-- BEGIN Supplied data --

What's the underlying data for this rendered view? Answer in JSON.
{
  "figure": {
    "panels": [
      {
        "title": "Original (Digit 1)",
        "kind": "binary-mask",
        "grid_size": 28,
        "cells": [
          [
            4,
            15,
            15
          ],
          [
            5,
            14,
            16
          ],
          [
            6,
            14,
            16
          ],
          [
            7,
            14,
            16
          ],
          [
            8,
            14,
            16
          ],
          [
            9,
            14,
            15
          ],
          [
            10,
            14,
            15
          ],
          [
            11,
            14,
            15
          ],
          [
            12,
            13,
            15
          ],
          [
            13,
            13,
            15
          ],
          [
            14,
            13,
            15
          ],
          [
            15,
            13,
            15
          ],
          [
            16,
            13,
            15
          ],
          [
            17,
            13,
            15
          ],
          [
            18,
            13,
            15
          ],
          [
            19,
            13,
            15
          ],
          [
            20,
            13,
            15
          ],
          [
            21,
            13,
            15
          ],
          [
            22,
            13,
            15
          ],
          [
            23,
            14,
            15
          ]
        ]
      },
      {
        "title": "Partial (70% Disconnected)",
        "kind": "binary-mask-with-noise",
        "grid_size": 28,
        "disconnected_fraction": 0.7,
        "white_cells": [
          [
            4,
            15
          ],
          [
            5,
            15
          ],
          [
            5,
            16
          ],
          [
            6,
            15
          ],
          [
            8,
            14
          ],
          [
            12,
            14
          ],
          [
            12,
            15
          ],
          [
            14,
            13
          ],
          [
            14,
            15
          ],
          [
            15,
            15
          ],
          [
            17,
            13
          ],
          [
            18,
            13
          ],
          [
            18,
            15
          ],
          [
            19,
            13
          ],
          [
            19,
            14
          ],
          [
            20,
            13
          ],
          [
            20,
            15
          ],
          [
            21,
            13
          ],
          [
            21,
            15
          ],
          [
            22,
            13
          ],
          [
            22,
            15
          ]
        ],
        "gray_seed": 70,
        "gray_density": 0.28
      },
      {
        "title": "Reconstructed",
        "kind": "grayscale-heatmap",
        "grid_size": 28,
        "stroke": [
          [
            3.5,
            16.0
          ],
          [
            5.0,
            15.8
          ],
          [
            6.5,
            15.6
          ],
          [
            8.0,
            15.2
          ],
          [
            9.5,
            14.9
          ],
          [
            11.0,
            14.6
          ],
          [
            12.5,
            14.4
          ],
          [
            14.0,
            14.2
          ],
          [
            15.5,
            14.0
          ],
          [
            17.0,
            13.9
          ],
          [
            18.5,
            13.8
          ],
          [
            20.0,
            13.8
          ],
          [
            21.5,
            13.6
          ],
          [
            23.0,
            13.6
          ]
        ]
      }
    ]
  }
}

-- END Supplied data --

— Set problem —
Count every line in the preceding entries where the string "kind" appears, then state only the total.

— Completed task —
3